→ Work to do:
Search the listing for the string "content" and copy every line that contains it.

→ Dataset records:
=======
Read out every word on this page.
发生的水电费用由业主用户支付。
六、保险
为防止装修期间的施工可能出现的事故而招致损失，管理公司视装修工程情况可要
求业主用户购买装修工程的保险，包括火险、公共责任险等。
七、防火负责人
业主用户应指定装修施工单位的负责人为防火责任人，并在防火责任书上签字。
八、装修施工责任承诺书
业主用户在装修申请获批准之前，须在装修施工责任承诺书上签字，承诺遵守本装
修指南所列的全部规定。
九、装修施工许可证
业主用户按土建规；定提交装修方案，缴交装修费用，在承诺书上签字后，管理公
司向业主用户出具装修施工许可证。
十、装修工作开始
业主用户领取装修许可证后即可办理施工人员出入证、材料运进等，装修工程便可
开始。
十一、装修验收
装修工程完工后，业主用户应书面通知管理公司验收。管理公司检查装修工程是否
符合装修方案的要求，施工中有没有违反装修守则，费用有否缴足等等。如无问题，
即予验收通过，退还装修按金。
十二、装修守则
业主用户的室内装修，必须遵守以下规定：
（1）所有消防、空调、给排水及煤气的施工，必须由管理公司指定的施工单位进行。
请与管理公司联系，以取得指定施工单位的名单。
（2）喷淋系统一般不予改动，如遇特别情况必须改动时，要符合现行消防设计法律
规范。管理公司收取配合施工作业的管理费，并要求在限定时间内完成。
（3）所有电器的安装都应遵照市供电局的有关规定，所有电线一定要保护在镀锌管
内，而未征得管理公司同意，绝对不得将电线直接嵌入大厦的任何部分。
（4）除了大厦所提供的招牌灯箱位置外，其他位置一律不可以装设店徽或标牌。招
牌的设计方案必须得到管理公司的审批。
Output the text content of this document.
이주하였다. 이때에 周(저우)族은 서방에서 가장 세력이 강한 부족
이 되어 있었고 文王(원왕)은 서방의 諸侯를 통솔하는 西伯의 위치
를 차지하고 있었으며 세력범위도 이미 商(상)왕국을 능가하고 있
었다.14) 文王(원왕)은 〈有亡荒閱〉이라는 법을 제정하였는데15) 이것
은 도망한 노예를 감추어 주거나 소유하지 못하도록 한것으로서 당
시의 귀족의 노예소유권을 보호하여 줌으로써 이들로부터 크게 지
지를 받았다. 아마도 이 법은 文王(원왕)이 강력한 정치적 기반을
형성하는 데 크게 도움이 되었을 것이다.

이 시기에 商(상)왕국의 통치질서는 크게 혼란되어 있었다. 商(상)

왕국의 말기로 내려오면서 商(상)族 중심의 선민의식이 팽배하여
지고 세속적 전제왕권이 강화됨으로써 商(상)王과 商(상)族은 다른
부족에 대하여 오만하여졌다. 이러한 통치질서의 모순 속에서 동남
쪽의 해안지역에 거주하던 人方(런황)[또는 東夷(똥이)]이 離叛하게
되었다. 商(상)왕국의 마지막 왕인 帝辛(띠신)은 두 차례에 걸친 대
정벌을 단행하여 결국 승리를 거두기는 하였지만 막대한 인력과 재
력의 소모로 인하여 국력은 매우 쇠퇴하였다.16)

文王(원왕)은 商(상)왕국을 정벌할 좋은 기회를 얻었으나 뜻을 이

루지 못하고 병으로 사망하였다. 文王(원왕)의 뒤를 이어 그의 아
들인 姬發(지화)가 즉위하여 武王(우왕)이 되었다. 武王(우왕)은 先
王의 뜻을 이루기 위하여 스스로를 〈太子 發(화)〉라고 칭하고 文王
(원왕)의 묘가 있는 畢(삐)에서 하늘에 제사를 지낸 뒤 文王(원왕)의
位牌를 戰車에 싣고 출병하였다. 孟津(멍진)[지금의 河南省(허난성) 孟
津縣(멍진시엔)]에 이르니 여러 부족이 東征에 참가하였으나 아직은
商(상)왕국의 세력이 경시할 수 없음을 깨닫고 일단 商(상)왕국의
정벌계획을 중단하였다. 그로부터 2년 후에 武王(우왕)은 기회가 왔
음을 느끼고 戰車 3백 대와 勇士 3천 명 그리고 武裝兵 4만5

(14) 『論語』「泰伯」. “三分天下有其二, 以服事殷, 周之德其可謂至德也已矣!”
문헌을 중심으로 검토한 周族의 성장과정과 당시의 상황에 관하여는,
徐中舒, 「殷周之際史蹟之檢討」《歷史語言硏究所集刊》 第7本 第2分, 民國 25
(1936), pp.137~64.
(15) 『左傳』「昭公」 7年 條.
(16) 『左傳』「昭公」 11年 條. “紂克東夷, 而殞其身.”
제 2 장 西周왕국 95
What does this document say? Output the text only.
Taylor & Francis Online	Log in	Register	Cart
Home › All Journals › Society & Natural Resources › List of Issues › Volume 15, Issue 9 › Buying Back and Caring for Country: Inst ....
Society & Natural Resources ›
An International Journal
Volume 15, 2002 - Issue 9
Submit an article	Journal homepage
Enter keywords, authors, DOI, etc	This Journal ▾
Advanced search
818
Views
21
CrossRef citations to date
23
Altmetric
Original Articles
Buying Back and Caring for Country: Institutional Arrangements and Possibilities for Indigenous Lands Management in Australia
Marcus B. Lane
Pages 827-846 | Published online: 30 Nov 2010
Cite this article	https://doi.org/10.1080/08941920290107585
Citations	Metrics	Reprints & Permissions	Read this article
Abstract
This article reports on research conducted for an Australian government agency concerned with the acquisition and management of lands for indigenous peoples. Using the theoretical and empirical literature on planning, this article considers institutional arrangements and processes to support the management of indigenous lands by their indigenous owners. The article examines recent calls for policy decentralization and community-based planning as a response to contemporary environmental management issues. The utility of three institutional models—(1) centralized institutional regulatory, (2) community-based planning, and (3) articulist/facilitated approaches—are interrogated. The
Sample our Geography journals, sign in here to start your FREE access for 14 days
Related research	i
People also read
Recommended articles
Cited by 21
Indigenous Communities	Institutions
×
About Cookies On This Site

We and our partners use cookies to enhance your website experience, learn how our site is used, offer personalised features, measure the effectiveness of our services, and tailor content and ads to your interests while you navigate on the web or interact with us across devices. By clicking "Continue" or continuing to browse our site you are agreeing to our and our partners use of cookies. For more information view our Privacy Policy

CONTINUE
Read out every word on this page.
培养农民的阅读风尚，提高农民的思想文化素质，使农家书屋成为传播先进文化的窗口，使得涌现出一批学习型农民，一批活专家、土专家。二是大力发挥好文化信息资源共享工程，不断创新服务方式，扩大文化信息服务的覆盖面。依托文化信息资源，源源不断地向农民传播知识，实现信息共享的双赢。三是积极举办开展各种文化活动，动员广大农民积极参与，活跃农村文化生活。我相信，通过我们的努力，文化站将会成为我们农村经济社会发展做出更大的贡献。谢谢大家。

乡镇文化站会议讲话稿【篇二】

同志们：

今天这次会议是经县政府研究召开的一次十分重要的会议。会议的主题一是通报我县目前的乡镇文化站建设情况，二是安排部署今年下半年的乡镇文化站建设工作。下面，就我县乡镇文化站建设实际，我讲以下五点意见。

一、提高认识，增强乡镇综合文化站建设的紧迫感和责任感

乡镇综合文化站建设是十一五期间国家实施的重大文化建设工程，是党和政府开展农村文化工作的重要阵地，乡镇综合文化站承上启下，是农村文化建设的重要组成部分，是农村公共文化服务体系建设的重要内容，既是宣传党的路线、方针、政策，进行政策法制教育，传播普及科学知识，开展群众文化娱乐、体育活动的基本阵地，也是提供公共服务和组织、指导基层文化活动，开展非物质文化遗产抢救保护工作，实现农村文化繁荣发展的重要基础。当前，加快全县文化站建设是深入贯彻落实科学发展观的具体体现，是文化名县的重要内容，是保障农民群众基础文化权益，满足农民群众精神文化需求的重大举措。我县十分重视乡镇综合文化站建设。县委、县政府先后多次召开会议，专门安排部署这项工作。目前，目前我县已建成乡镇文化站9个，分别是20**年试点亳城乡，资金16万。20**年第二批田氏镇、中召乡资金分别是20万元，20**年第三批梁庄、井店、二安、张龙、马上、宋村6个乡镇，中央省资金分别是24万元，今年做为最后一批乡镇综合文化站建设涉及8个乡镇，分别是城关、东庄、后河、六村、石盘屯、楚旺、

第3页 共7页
=======
→ Final result:
Output the text content of this document.
We and our partners use cookies to enhance your website experience, learn how our site is used, offer personalised features, measure the effectiveness of our services, and tailor content and ads to your interests while you navigate on the web or interact with us across devices. By clicking "Continue" or continuing to browse our site you are agreeing to our and our partners use of cookies. For more information view our Privacy Policy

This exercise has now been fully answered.